TO BE DONE:
Write out the listing exactly as it is given.

------ DATA IN THIS EXERCISE

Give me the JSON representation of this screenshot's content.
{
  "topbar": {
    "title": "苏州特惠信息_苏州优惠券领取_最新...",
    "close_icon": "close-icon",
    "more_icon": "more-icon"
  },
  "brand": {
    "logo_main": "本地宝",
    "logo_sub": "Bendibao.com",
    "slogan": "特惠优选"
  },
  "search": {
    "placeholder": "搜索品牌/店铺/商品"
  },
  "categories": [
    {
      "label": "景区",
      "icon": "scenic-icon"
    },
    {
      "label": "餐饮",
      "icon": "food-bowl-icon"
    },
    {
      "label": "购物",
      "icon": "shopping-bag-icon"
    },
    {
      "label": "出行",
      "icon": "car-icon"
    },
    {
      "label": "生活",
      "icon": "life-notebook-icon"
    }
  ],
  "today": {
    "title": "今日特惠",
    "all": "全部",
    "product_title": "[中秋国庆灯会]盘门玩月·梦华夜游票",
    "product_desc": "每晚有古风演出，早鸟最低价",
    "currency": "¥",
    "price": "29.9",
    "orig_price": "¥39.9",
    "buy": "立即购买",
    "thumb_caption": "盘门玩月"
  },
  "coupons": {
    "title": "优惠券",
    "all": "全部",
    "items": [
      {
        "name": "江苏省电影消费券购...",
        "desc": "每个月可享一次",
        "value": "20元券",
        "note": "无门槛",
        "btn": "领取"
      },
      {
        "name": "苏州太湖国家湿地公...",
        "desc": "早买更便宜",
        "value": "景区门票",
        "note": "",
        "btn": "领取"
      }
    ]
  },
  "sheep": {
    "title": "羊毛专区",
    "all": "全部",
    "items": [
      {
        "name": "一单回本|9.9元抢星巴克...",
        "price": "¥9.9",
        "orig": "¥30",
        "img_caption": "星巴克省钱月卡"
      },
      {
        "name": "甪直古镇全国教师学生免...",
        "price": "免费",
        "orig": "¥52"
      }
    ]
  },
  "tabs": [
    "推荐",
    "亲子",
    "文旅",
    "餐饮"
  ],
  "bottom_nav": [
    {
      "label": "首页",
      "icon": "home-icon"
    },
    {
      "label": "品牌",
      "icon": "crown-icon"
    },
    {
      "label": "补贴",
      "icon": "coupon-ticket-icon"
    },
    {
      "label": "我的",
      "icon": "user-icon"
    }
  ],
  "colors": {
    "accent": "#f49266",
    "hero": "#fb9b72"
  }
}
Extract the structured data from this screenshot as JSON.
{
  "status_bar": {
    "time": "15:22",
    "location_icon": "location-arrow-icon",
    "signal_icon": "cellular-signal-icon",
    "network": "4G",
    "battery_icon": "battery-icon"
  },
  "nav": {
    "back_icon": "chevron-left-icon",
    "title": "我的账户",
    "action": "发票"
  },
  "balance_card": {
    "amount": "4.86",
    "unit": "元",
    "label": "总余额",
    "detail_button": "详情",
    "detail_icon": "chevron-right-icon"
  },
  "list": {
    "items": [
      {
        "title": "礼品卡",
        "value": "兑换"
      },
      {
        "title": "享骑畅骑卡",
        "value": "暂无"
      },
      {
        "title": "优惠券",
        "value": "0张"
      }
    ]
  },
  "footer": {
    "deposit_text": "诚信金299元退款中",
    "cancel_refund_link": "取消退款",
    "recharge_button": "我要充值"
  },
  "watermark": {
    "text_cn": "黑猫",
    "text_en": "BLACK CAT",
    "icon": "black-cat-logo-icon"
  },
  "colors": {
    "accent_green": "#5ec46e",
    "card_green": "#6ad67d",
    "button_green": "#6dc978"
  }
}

------------

WRITTEN RESPONSE:
Give me the JSON representation of this screenshot's content.
{
  "topbar": {
    "title": "苏州特惠信息_苏州优惠券领取_最新...",
    "close_icon": "close-icon",
    "more_icon": "more-icon"
  },
  "brand": {
    "logo_main": "本地宝",
    "logo_sub": "Bendibao.com",
    "slogan": "特惠优选"
  },
  "search": {
    "placeholder": "搜索品牌/店铺/商品"
  },
  "categories": [
    {
      "label": "景区",
      "icon": "scenic-icon"
    },
    {
      "label": "餐饮",
      "icon": "food-bowl-icon"
    },
    {
      "label": "购物",
      "icon": "shopping-bag-icon"
    },
    {
      "label": "出行",
      "icon": "car-icon"
    },
    {
      "label": "生活",
      "icon": "life-notebook-icon"
    }
  ],
  "today": {
    "title": "今日特惠",
    "all": "全部",
    "product_title": "[中秋国庆灯会]盘门玩月·梦华夜游票",
    "product_desc": "每晚有古风演出，早鸟最低价",
    "currency": "¥",
    "price": "29.9",
    "orig_price": "¥39.9",
    "buy": "立即购买",
    "thumb_caption": "盘门玩月"
  },
  "coupons": {
    "title": "优惠券",
    "all": "全部",
    "items": [
      {
        "name": "江苏省电影消费券购...",
        "desc": "每个月可享一次",
        "value": "20元券",
        "note": "无门槛",
        "btn": "领取"
      },
      {
        "name": "苏州太湖国家湿地公...",
        "desc": "早买更便宜",
        "value": "景区门票",
        "note": "",
        "btn": "领取"
      }
    ]
  },
  "sheep": {
    "title": "羊毛专区",
    "all": "全部",
    "items": [
      {
        "name": "一单回本|9.9元抢星巴克...",
        "price": "¥9.9",
        "orig": "¥30",
        "img_caption": "星巴克省钱月卡"
      },
      {
        "name": "甪直古镇全国教师学生免...",
        "price": "免费",
        "orig": "¥52"
      }
    ]
  },
  "tabs": [
    "推荐",
    "亲子",
    "文旅",
    "餐饮"
  ],
  "bottom_nav": [
    {
      "label": "首页",
      "icon": "home-icon"
    },
    {
      "label": "品牌",
      "icon": "crown-icon"
    },
    {
      "label": "补贴",
      "icon": "coupon-ticket-icon"
    },
    {
      "label": "我的",
      "icon": "user-icon"
    }
  ],
  "colors": {
    "accent": "#f49266",
    "hero": "#fb9b72"
  }
}
Extract the structured data from this screenshot as JSON.
{
  "status_bar": {
    "time": "15:22",
    "location_icon": "location-arrow-icon",
    "signal_icon": "cellular-signal-icon",
    "network": "4G",
    "battery_icon": "battery-icon"
  },
  "nav": {
    "back_icon": "chevron-left-icon",
    "title": "我的账户",
    "action": "发票"
  },
  "balance_card": {
    "amount": "4.86",
    "unit": "元",
    "label": "总余额",
    "detail_button": "详情",
    "detail_icon": "chevron-right-icon"
  },
  "list": {
    "items": [
      {
        "title": "礼品卡",
        "value": "兑换"
      },
      {
        "title": "享骑畅骑卡",
        "value": "暂无"
      },
      {
        "title": "优惠券",
        "value": "0张"
      }
    ]
  },
  "footer": {
    "deposit_text": "诚信金299元退款中",
    "cancel_refund_link": "取消退款",
    "recharge_button": "我要充值"
  },
  "watermark": {
    "text_cn": "黑猫",
    "text_en": "BLACK CAT",
    "icon": "black-cat-logo-icon"
  },
  "colors": {
    "accent_green": "#5ec46e",
    "card_green": "#6ad67d",
    "button_green": "#6dc978"
  }
}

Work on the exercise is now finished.